>>>
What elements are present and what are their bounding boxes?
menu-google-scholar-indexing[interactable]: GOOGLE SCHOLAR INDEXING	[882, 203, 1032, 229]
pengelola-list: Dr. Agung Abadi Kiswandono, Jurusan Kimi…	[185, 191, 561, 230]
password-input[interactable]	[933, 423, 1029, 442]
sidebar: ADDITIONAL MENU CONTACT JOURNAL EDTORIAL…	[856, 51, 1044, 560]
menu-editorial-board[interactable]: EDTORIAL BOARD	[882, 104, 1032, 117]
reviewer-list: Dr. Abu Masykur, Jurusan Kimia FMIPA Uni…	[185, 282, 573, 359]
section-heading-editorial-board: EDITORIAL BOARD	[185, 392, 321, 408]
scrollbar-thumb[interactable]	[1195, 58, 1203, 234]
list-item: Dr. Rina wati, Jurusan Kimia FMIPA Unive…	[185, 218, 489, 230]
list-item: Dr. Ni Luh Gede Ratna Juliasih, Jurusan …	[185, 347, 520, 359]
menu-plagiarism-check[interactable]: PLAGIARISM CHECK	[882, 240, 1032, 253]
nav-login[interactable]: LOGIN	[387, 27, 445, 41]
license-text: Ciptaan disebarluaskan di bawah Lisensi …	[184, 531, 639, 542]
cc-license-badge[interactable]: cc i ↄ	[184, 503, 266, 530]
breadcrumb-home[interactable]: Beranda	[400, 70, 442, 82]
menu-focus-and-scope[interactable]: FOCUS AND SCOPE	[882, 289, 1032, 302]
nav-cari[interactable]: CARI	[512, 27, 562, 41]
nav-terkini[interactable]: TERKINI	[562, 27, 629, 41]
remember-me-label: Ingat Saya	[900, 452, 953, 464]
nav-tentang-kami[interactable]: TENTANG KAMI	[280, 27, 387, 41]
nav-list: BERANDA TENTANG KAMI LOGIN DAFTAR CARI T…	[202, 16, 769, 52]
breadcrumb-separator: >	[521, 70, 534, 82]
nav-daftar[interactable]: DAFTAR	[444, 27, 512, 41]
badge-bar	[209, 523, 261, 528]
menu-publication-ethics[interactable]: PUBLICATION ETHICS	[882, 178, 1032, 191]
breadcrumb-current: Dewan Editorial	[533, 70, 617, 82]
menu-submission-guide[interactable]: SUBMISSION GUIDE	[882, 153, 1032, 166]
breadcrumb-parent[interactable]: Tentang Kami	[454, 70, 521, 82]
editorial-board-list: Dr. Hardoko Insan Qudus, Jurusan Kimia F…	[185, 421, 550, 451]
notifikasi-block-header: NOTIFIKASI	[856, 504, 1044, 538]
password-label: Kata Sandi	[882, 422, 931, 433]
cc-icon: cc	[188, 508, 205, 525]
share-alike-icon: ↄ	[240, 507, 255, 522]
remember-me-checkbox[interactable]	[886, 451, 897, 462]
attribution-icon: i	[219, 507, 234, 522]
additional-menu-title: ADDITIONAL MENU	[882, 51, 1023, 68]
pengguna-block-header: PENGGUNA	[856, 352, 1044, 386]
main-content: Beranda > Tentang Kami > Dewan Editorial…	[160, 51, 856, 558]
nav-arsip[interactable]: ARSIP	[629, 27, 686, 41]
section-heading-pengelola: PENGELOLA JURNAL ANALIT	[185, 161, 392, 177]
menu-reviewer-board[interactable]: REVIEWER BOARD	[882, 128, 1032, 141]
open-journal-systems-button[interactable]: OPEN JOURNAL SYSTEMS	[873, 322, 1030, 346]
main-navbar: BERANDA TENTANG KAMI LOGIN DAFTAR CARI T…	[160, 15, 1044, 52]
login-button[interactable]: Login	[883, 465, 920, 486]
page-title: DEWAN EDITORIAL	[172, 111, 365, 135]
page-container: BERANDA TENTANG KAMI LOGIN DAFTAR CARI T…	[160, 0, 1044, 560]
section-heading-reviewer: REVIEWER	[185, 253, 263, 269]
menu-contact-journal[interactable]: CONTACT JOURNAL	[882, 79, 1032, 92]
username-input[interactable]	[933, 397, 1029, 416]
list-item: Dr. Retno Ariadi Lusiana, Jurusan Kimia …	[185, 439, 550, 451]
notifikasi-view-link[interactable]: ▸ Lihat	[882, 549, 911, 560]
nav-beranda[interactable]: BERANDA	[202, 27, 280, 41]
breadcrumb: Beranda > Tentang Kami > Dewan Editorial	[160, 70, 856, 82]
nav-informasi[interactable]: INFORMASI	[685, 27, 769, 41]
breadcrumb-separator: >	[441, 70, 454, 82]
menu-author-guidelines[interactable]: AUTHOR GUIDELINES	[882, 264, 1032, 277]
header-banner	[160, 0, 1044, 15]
<<<
### Problem to solve
Could you copy out every line above, keeping each one unchanged?

### Written solution
What elements are present and what are their bounding boxes?
menu-google-scholar-indexing[interactable]: GOOGLE SCHOLAR INDEXING	[882, 203, 1032, 229]
pengelola-list: Dr. Agung Abadi Kiswandono, Jurusan Kimi…	[185, 191, 561, 230]
password-input[interactable]	[933, 423, 1029, 442]
sidebar: ADDITIONAL MENU CONTACT JOURNAL EDTORIAL…	[856, 51, 1044, 560]
menu-editorial-board[interactable]: EDTORIAL BOARD	[882, 104, 1032, 117]
reviewer-list: Dr. Abu Masykur, Jurusan Kimia FMIPA Uni…	[185, 282, 573, 359]
section-heading-editorial-board: EDITORIAL BOARD	[185, 392, 321, 408]
scrollbar-thumb[interactable]	[1195, 58, 1203, 234]
list-item: Dr. Rina wati, Jurusan Kimia FMIPA Unive…	[185, 218, 489, 230]
list-item: Dr. Ni Luh Gede Ratna Juliasih, Jurusan …	[185, 347, 520, 359]
menu-plagiarism-check[interactable]: PLAGIARISM CHECK	[882, 240, 1032, 253]
nav-login[interactable]: LOGIN	[387, 27, 445, 41]
license-text: Ciptaan disebarluaskan di bawah Lisensi …	[184, 531, 639, 542]
cc-license-badge[interactable]: cc i ↄ	[184, 503, 266, 530]
breadcrumb-home[interactable]: Beranda	[400, 70, 442, 82]
menu-focus-and-scope[interactable]: FOCUS AND SCOPE	[882, 289, 1032, 302]
nav-cari[interactable]: CARI	[512, 27, 562, 41]
nav-terkini[interactable]: TERKINI	[562, 27, 629, 41]
remember-me-label: Ingat Saya	[900, 452, 953, 464]
nav-tentang-kami[interactable]: TENTANG KAMI	[280, 27, 387, 41]
nav-list: BERANDA TENTANG KAMI LOGIN DAFTAR CARI T…	[202, 16, 769, 52]
breadcrumb-separator: >	[521, 70, 534, 82]
nav-daftar[interactable]: DAFTAR	[444, 27, 512, 41]
badge-bar	[209, 523, 261, 528]
menu-publication-ethics[interactable]: PUBLICATION ETHICS	[882, 178, 1032, 191]
breadcrumb-current: Dewan Editorial	[533, 70, 617, 82]
menu-submission-guide[interactable]: SUBMISSION GUIDE	[882, 153, 1032, 166]
breadcrumb-parent[interactable]: Tentang Kami	[454, 70, 521, 82]
editorial-board-list: Dr. Hardoko Insan Qudus, Jurusan Kimia F…	[185, 421, 550, 451]
notifikasi-block-header: NOTIFIKASI	[856, 504, 1044, 538]
password-label: Kata Sandi	[882, 422, 931, 433]
cc-icon: cc	[188, 508, 205, 525]
share-alike-icon: ↄ	[240, 507, 255, 522]
remember-me-checkbox[interactable]	[886, 451, 897, 462]
attribution-icon: i	[219, 507, 234, 522]
additional-menu-title: ADDITIONAL MENU	[882, 51, 1023, 68]
pengguna-block-header: PENGGUNA	[856, 352, 1044, 386]
main-content: Beranda > Tentang Kami > Dewan Editorial…	[160, 51, 856, 558]
nav-arsip[interactable]: ARSIP	[629, 27, 686, 41]
section-heading-pengelola: PENGELOLA JURNAL ANALIT	[185, 161, 392, 177]
menu-reviewer-board[interactable]: REVIEWER BOARD	[882, 128, 1032, 141]
open-journal-systems-button[interactable]: OPEN JOURNAL SYSTEMS	[873, 322, 1030, 346]
main-navbar: BERANDA TENTANG KAMI LOGIN DAFTAR CARI T…	[160, 15, 1044, 52]
login-button[interactable]: Login	[883, 465, 920, 486]
page-title: DEWAN EDITORIAL	[172, 111, 365, 135]
page-container: BERANDA TENTANG KAMI LOGIN DAFTAR CARI T…	[160, 0, 1044, 560]
section-heading-reviewer: REVIEWER	[185, 253, 263, 269]
menu-contact-journal[interactable]: CONTACT JOURNAL	[882, 79, 1032, 92]
username-input[interactable]	[933, 397, 1029, 416]
list-item: Dr. Retno Ariadi Lusiana, Jurusan Kimia …	[185, 439, 550, 451]
notifikasi-view-link[interactable]: ▸ Lihat	[882, 549, 911, 560]
nav-beranda[interactable]: BERANDA	[202, 27, 280, 41]
breadcrumb: Beranda > Tentang Kami > Dewan Editorial	[160, 70, 856, 82]
nav-informasi[interactable]: INFORMASI	[685, 27, 769, 41]
breadcrumb-separator: >	[441, 70, 454, 82]
menu-author-guidelines[interactable]: AUTHOR GUIDELINES	[882, 264, 1032, 277]
header-banner	[160, 0, 1044, 15]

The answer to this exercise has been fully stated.